Data provided:
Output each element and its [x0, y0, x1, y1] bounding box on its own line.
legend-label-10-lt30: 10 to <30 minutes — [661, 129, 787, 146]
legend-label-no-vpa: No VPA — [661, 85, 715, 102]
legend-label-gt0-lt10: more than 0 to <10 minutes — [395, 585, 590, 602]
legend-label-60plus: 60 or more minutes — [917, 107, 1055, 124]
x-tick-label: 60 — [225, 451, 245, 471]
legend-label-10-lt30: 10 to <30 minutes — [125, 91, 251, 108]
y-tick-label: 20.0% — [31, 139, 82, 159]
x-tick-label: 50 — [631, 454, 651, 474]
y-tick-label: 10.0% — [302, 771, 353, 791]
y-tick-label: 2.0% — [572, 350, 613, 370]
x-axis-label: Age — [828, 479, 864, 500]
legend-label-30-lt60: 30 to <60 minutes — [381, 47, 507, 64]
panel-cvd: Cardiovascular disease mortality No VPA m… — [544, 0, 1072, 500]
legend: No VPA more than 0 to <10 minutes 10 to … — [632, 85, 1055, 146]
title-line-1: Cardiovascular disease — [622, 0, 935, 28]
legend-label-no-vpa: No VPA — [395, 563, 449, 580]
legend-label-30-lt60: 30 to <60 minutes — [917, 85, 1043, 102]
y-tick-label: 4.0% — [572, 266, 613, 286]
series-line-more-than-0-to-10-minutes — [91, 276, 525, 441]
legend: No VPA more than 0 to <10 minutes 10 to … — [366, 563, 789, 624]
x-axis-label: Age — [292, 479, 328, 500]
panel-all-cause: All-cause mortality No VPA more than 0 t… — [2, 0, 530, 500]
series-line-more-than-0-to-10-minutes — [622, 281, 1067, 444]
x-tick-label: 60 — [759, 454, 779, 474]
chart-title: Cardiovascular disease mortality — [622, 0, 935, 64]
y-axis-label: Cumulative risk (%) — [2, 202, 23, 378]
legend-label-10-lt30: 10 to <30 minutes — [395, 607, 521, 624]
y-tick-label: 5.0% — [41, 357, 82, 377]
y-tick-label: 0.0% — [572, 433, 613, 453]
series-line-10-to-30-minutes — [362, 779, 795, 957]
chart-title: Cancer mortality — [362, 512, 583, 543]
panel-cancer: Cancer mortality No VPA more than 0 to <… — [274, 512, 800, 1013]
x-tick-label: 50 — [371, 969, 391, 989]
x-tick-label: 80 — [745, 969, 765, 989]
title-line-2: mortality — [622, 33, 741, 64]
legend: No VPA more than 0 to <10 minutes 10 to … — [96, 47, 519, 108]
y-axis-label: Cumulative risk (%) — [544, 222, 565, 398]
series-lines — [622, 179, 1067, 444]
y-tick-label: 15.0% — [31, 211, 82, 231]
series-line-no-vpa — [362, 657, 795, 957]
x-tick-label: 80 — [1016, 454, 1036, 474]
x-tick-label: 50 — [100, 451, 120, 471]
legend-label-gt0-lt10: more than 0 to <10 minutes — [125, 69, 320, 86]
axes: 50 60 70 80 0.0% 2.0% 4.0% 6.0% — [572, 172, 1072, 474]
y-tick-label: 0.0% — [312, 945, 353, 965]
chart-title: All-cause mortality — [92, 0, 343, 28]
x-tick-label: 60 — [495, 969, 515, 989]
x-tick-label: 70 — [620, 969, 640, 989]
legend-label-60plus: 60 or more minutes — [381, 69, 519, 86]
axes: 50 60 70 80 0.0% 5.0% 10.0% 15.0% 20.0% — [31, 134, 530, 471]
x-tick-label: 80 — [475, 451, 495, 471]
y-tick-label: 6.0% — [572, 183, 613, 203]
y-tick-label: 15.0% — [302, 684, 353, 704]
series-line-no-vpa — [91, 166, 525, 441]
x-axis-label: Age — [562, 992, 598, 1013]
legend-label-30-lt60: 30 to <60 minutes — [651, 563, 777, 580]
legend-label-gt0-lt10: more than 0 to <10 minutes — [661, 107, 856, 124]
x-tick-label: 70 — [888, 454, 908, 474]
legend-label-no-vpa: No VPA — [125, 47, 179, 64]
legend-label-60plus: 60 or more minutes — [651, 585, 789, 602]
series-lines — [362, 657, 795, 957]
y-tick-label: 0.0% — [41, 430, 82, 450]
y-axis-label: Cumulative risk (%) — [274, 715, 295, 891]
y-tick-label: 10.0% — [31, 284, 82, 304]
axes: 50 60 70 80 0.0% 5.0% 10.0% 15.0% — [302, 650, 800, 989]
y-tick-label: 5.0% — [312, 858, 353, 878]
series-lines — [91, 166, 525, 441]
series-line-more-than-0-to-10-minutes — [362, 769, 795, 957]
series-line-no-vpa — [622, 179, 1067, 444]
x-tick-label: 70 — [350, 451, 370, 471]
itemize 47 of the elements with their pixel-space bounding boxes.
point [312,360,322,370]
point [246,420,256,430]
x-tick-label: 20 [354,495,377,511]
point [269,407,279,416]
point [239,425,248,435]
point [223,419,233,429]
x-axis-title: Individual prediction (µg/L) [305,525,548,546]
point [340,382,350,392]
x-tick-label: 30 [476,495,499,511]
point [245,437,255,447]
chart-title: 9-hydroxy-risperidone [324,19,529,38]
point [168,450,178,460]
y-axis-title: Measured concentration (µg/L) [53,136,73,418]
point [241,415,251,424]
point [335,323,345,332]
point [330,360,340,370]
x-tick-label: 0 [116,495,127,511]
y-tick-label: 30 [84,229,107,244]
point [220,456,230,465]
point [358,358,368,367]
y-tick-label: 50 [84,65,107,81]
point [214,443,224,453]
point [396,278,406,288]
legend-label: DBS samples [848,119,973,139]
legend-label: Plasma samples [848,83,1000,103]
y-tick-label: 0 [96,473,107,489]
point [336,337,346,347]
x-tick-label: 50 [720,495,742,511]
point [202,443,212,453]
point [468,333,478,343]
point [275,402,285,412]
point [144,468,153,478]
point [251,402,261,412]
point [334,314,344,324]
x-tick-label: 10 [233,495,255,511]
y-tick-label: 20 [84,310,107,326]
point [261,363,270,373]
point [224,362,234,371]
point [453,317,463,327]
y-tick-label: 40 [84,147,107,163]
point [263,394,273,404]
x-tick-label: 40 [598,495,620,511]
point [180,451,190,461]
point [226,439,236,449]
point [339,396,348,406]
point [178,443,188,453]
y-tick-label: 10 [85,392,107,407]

Goal: Can you copy out every line of the records above verbatim, without changing anything?

Answer to this exercise:
Output each element and its [x0, y0, x1, y1] bounding box on its own line.
legend-label-10-lt30: 10 to <30 minutes — [661, 129, 787, 146]
legend-label-no-vpa: No VPA — [661, 85, 715, 102]
legend-label-gt0-lt10: more than 0 to <10 minutes — [395, 585, 590, 602]
legend-label-60plus: 60 or more minutes — [917, 107, 1055, 124]
x-tick-label: 60 — [225, 451, 245, 471]
legend-label-10-lt30: 10 to <30 minutes — [125, 91, 251, 108]
y-tick-label: 20.0% — [31, 139, 82, 159]
x-tick-label: 50 — [631, 454, 651, 474]
y-tick-label: 10.0% — [302, 771, 353, 791]
y-tick-label: 2.0% — [572, 350, 613, 370]
x-axis-label: Age — [828, 479, 864, 500]
legend-label-30-lt60: 30 to <60 minutes — [381, 47, 507, 64]
panel-cvd: Cardiovascular disease mortality No VPA m… — [544, 0, 1072, 500]
legend: No VPA more than 0 to <10 minutes 10 to … — [632, 85, 1055, 146]
title-line-1: Cardiovascular disease — [622, 0, 935, 28]
legend-label-no-vpa: No VPA — [395, 563, 449, 580]
legend-label-30-lt60: 30 to <60 minutes — [917, 85, 1043, 102]
y-tick-label: 4.0% — [572, 266, 613, 286]
series-line-more-than-0-to-10-minutes — [91, 276, 525, 441]
legend: No VPA more than 0 to <10 minutes 10 to … — [366, 563, 789, 624]
x-axis-label: Age — [292, 479, 328, 500]
panel-all-cause: All-cause mortality No VPA more than 0 t… — [2, 0, 530, 500]
series-line-more-than-0-to-10-minutes — [622, 281, 1067, 444]
x-tick-label: 60 — [759, 454, 779, 474]
chart-title: Cardiovascular disease mortality — [622, 0, 935, 64]
y-axis-label: Cumulative risk (%) — [2, 202, 23, 378]
legend-label-10-lt30: 10 to <30 minutes — [395, 607, 521, 624]
y-tick-label: 5.0% — [41, 357, 82, 377]
y-tick-label: 0.0% — [572, 433, 613, 453]
series-line-10-to-30-minutes — [362, 779, 795, 957]
chart-title: Cancer mortality — [362, 512, 583, 543]
panel-cancer: Cancer mortality No VPA more than 0 to <… — [274, 512, 800, 1013]
x-tick-label: 50 — [371, 969, 391, 989]
x-tick-label: 80 — [745, 969, 765, 989]
title-line-2: mortality — [622, 33, 741, 64]
legend: No VPA more than 0 to <10 minutes 10 to … — [96, 47, 519, 108]
y-axis-label: Cumulative risk (%) — [544, 222, 565, 398]
series-lines — [622, 179, 1067, 444]
y-tick-label: 15.0% — [31, 211, 82, 231]
series-line-no-vpa — [362, 657, 795, 957]
x-tick-label: 80 — [1016, 454, 1036, 474]
x-tick-label: 50 — [100, 451, 120, 471]
legend-label-gt0-lt10: more than 0 to <10 minutes — [125, 69, 320, 86]
axes: 50 60 70 80 0.0% 2.0% 4.0% 6.0% — [572, 172, 1072, 474]
y-tick-label: 0.0% — [312, 945, 353, 965]
chart-title: All-cause mortality — [92, 0, 343, 28]
x-tick-label: 60 — [495, 969, 515, 989]
x-tick-label: 70 — [620, 969, 640, 989]
legend-label-60plus: 60 or more minutes — [381, 69, 519, 86]
axes: 50 60 70 80 0.0% 5.0% 10.0% 15.0% 20.0% — [31, 134, 530, 471]
x-tick-label: 80 — [475, 451, 495, 471]
y-tick-label: 6.0% — [572, 183, 613, 203]
y-tick-label: 15.0% — [302, 684, 353, 704]
series-line-no-vpa — [91, 166, 525, 441]
x-axis-label: Age — [562, 992, 598, 1013]
legend-label-30-lt60: 30 to <60 minutes — [651, 563, 777, 580]
legend-label-gt0-lt10: more than 0 to <10 minutes — [661, 107, 856, 124]
x-tick-label: 70 — [888, 454, 908, 474]
legend-label-no-vpa: No VPA — [125, 47, 179, 64]
legend-label-60plus: 60 or more minutes — [651, 585, 789, 602]
series-lines — [362, 657, 795, 957]
y-tick-label: 0.0% — [41, 430, 82, 450]
y-axis-label: Cumulative risk (%) — [274, 715, 295, 891]
y-tick-label: 10.0% — [31, 284, 82, 304]
axes: 50 60 70 80 0.0% 5.0% 10.0% 15.0% — [302, 650, 800, 989]
y-tick-label: 5.0% — [312, 858, 353, 878]
series-lines — [91, 166, 525, 441]
series-line-more-than-0-to-10-minutes — [362, 769, 795, 957]
series-line-no-vpa — [622, 179, 1067, 444]
x-tick-label: 70 — [350, 451, 370, 471]
itemize 47 of the elements with their pixel-space bounding boxes.
point [312,360,322,370]
point [246,420,256,430]
x-tick-label: 20 [354,495,377,511]
point [269,407,279,416]
point [239,425,248,435]
point [223,419,233,429]
x-axis-title: Individual prediction (µg/L) [305,525,548,546]
point [340,382,350,392]
x-tick-label: 30 [476,495,499,511]
point [245,437,255,447]
chart-title: 9-hydroxy-risperidone [324,19,529,38]
point [168,450,178,460]
y-axis-title: Measured concentration (µg/L) [53,136,73,418]
point [241,415,251,424]
point [335,323,345,332]
point [330,360,340,370]
x-tick-label: 0 [116,495,127,511]
y-tick-label: 30 [84,229,107,244]
point [220,456,230,465]
point [358,358,368,367]
y-tick-label: 50 [84,65,107,81]
point [214,443,224,453]
point [396,278,406,288]
legend-label: DBS samples [848,119,973,139]
legend-label: Plasma samples [848,83,1000,103]
y-tick-label: 0 [96,473,107,489]
point [336,337,346,347]
x-tick-label: 50 [720,495,742,511]
point [202,443,212,453]
point [468,333,478,343]
point [275,402,285,412]
point [144,468,153,478]
point [251,402,261,412]
point [334,314,344,324]
x-tick-label: 10 [233,495,255,511]
y-tick-label: 20 [84,310,107,326]
point [261,363,270,373]
point [224,362,234,371]
point [453,317,463,327]
y-tick-label: 40 [84,147,107,163]
point [263,394,273,404]
x-tick-label: 40 [598,495,620,511]
point [180,451,190,461]
point [226,439,236,449]
point [339,396,348,406]
point [178,443,188,453]
y-tick-label: 10 [85,392,107,407]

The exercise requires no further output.